== DATA SUPPLIED ==
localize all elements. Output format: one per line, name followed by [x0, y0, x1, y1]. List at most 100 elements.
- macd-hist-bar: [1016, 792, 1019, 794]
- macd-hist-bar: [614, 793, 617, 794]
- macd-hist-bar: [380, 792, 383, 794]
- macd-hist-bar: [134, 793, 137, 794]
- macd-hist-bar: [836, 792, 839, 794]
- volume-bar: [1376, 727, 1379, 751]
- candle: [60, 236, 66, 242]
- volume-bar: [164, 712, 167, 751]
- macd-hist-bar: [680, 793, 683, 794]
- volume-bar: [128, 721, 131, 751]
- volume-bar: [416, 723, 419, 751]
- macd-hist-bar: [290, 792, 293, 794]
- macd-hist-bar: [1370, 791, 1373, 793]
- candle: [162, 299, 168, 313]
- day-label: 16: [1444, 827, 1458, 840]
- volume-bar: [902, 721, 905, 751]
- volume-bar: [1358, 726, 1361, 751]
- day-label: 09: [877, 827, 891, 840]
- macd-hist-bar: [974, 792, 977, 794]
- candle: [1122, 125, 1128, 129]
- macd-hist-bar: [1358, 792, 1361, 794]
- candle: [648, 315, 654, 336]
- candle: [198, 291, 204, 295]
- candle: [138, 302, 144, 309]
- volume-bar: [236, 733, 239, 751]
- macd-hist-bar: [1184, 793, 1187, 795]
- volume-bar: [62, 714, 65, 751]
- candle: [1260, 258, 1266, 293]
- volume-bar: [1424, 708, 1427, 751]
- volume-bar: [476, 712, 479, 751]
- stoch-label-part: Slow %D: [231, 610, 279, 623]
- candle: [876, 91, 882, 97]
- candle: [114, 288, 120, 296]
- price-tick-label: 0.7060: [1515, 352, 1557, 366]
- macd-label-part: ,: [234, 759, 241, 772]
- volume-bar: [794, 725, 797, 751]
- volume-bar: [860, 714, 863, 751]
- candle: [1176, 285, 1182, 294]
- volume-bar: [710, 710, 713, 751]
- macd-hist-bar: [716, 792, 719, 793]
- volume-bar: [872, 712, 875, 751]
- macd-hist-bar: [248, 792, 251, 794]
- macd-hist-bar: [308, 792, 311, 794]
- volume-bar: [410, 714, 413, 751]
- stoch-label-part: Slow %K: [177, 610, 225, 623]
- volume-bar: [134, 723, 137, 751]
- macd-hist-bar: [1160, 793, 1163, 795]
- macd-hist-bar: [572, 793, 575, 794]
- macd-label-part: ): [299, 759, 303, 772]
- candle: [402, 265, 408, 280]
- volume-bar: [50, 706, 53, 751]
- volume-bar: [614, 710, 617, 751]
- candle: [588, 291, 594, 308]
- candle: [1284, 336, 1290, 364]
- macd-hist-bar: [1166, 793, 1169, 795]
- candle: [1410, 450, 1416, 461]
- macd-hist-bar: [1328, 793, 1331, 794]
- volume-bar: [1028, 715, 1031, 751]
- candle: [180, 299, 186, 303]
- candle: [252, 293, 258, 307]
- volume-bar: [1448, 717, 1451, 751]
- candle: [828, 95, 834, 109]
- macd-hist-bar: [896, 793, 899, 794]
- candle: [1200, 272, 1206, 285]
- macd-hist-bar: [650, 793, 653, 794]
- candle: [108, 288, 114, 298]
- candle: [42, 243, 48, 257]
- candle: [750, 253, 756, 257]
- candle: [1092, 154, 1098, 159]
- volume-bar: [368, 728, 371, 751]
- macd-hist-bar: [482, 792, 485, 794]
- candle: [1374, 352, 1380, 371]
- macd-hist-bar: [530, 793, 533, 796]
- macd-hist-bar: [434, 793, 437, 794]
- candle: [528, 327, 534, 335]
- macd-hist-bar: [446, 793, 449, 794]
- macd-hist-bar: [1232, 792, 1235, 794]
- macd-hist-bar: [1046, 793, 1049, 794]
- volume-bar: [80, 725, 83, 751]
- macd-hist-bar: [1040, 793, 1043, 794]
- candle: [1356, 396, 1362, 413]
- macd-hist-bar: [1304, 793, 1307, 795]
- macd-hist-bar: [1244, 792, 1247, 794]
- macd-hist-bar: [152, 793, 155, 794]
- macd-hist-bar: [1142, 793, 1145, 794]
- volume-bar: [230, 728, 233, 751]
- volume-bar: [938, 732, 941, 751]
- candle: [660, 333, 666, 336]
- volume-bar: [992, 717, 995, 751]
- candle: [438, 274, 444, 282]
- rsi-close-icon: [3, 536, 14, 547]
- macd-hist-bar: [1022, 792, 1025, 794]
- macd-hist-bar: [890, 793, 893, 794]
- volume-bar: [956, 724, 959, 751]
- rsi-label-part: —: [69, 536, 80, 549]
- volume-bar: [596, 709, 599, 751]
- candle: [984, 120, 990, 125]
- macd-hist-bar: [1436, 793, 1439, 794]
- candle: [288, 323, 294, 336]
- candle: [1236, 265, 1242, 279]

== THE REQUEST ==
Reproduce the data above line for line, with no changes to any character.

== PROBLEM SOLUTION ==
localize all elements. Output format: one per line, name followed by [x0, y0, x1, y1]. List at most 100 elements.
- macd-hist-bar: [1016, 792, 1019, 794]
- macd-hist-bar: [614, 793, 617, 794]
- macd-hist-bar: [380, 792, 383, 794]
- macd-hist-bar: [134, 793, 137, 794]
- macd-hist-bar: [836, 792, 839, 794]
- volume-bar: [1376, 727, 1379, 751]
- candle: [60, 236, 66, 242]
- volume-bar: [164, 712, 167, 751]
- macd-hist-bar: [680, 793, 683, 794]
- volume-bar: [128, 721, 131, 751]
- volume-bar: [416, 723, 419, 751]
- macd-hist-bar: [290, 792, 293, 794]
- macd-hist-bar: [1370, 791, 1373, 793]
- candle: [162, 299, 168, 313]
- day-label: 16: [1444, 827, 1458, 840]
- volume-bar: [902, 721, 905, 751]
- volume-bar: [1358, 726, 1361, 751]
- day-label: 09: [877, 827, 891, 840]
- macd-hist-bar: [974, 792, 977, 794]
- candle: [1122, 125, 1128, 129]
- macd-hist-bar: [1358, 792, 1361, 794]
- candle: [648, 315, 654, 336]
- candle: [198, 291, 204, 295]
- candle: [138, 302, 144, 309]
- volume-bar: [236, 733, 239, 751]
- macd-hist-bar: [1184, 793, 1187, 795]
- volume-bar: [62, 714, 65, 751]
- candle: [1260, 258, 1266, 293]
- volume-bar: [1424, 708, 1427, 751]
- volume-bar: [476, 712, 479, 751]
- stoch-label-part: Slow %D: [231, 610, 279, 623]
- candle: [876, 91, 882, 97]
- candle: [114, 288, 120, 296]
- price-tick-label: 0.7060: [1515, 352, 1557, 366]
- macd-label-part: ,: [234, 759, 241, 772]
- volume-bar: [794, 725, 797, 751]
- volume-bar: [860, 714, 863, 751]
- candle: [1176, 285, 1182, 294]
- volume-bar: [710, 710, 713, 751]
- macd-hist-bar: [716, 792, 719, 793]
- volume-bar: [872, 712, 875, 751]
- macd-hist-bar: [248, 792, 251, 794]
- macd-hist-bar: [308, 792, 311, 794]
- volume-bar: [410, 714, 413, 751]
- stoch-label-part: Slow %K: [177, 610, 225, 623]
- volume-bar: [134, 723, 137, 751]
- macd-hist-bar: [1160, 793, 1163, 795]
- macd-hist-bar: [572, 793, 575, 794]
- macd-label-part: ): [299, 759, 303, 772]
- candle: [402, 265, 408, 280]
- volume-bar: [50, 706, 53, 751]
- volume-bar: [614, 710, 617, 751]
- candle: [588, 291, 594, 308]
- candle: [1284, 336, 1290, 364]
- macd-hist-bar: [1166, 793, 1169, 795]
- candle: [1410, 450, 1416, 461]
- macd-hist-bar: [1328, 793, 1331, 794]
- volume-bar: [1028, 715, 1031, 751]
- candle: [180, 299, 186, 303]
- candle: [252, 293, 258, 307]
- volume-bar: [1448, 717, 1451, 751]
- candle: [828, 95, 834, 109]
- macd-hist-bar: [896, 793, 899, 794]
- candle: [1200, 272, 1206, 285]
- macd-hist-bar: [650, 793, 653, 794]
- candle: [108, 288, 114, 298]
- candle: [42, 243, 48, 257]
- candle: [750, 253, 756, 257]
- candle: [1092, 154, 1098, 159]
- volume-bar: [368, 728, 371, 751]
- macd-hist-bar: [482, 792, 485, 794]
- candle: [1374, 352, 1380, 371]
- macd-hist-bar: [530, 793, 533, 796]
- macd-hist-bar: [434, 793, 437, 794]
- candle: [528, 327, 534, 335]
- macd-hist-bar: [446, 793, 449, 794]
- macd-hist-bar: [1232, 792, 1235, 794]
- macd-hist-bar: [1046, 793, 1049, 794]
- volume-bar: [80, 725, 83, 751]
- macd-hist-bar: [1040, 793, 1043, 794]
- candle: [1356, 396, 1362, 413]
- macd-hist-bar: [1304, 793, 1307, 795]
- macd-hist-bar: [1244, 792, 1247, 794]
- macd-hist-bar: [152, 793, 155, 794]
- macd-hist-bar: [1142, 793, 1145, 794]
- volume-bar: [230, 728, 233, 751]
- volume-bar: [938, 732, 941, 751]
- candle: [660, 333, 666, 336]
- volume-bar: [992, 717, 995, 751]
- candle: [438, 274, 444, 282]
- rsi-close-icon: [3, 536, 14, 547]
- macd-hist-bar: [1022, 792, 1025, 794]
- macd-hist-bar: [890, 793, 893, 794]
- volume-bar: [956, 724, 959, 751]
- rsi-label-part: —: [69, 536, 80, 549]
- volume-bar: [596, 709, 599, 751]
- candle: [984, 120, 990, 125]
- macd-hist-bar: [1436, 793, 1439, 794]
- candle: [288, 323, 294, 336]
- candle: [1236, 265, 1242, 279]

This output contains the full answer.